**To-do list**:
1) How would you render this sentence from the 2SLS setup in Spanish: "The set of regressors can be decomposed into the exogenous regressors, $x_{1i}$, and the endogenous regressors $x_{2i}$."?
2) Can you sum up the 2SLS setup in two sentences?
3) Could you write what follows in the 2SLS setup, picking up after its final sentence?

**Page extract**:
■ ■ ■ ■

The model setting is a standard 2SLS setup. Suppose we have cross-sectional iid data $\{(y_{i}, x_{i}, z_{i})\}$, where $y_{i}$ is the outcome variable, $x_{i}$ is a vector of regressors of which some can be endogenous, and $z_{i}$ is a vector of instruments. The set of regressors can be decomposed into the exogenous regressors, $x_{1i}$, and the endogenous regressors $x_{2i}$. The total dimension of $x_{i}$ is then $d_{x} = d_{x_{1}} + d_{x_{2}}$. The instruments $z_{i}$ consist of both the exogenous regressors, $z_{1i} = x_{1i}$, and a set of excluded instruments $z_{2i}$. The total dimension of $z_{i}$ is then $d_{z} = d_{x_{1}} + d_{z_{2}}$.

The structural equation is:

$$y_{i} = x_{i}^{\prime}\beta + u_{i} = x_{1i}^{\prime}\beta_{1} + x_{2i}^{\prime}\beta_{2} + u_{i},$$

where $\mathsf{E}(x_{1i}u_{i}) = 0_{d_{x_{1}}}$ for the exogenous regressors and $\mathsf{E}(x_{2i}u_{i}) \neq 0_{d_{x_{2}}}$ for the endogenous regressors.

■ ■ ■ ■

**Available data**:

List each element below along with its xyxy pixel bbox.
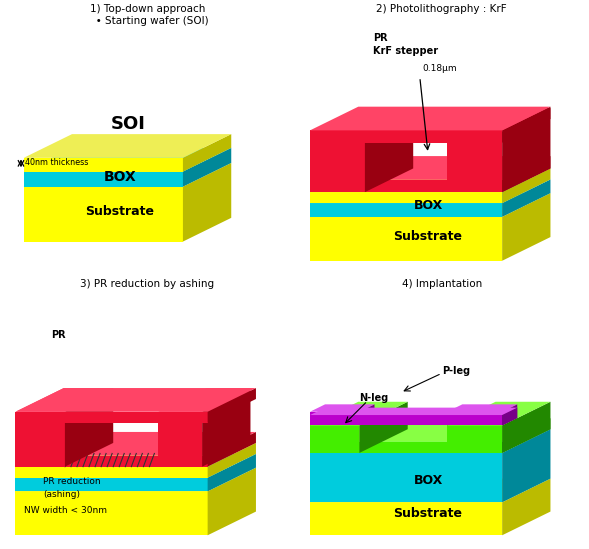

■ ■ ■ ■

**Answers to each task**:
1) El conjunto de regresores puede descomponerse en los regresores exógenos, $x_{1i}$, y los regresores endógenos $x_{2i}$.

2) The setting is a standard 2SLS model with cross-sectional iid data on an outcome, regressors split into exogenous and endogenous ones, and instruments made up of the exogenous regressors plus a set of excluded instruments. In the structural equation the outcome equals the regressors times their coefficients plus an error term, with $\mathsf{E}(x_{1i}u_{i})$ equal to zero for the exogenous regressors and $\mathsf{E}(x_{2i}u_{i})$ not equal to zero for the endogenous ones.

3)
The first stage equation is:

$$\begin{pmatrix} x_{1i} \\ x_{2i} \end{pmatrix} = \Pi^{\prime} \begin{pmatrix} x_{1i} \\ z_{2i} \end{pmatrix} + \begin{pmatrix} r_{1i} \\ r_{2i} \end{pmatrix} = \begin{pmatrix} I_{d_{x_{1}}} & 0_{d_{x_{1}} \times d_{z_{2}}} \\ \Pi_{1}^{\prime} & \Pi_{2}^{\prime} \end{pmatrix} \begin{pmatrix} x_{1i} \\ z_{2i} \end{pmatrix} + \begin{pmatrix} 0_{d_{x_{1}}} \\ r_{2i} \end{pmatrix}.$$
The instruments $z_{i}$ are assumed to be valid and informative (rank condition fulfilled). The projection errors for the exogenous regressors $r_{1i}$ are zero because the exogenous regressors are included themselves as regressors and can therefore be fit perfectly.

# Outlier detection algorithms

The implemented algorithms are all forms of trimmed 2SLS. Their basic principle
is as follows: First, an initial estimate of the model is obtained and the
standardized residuals are calculated for each observation. These residuals are
then compared against a reference distribution that the researchers has chosen.
Observations with an absolute standardized residual beyond the cut-off value are
classified as outliers and removed from the sample. Next, the model is
re-estimated on the trimmed sample of non-outlying observations. The procedure
can end after the initial classification or can be iterated.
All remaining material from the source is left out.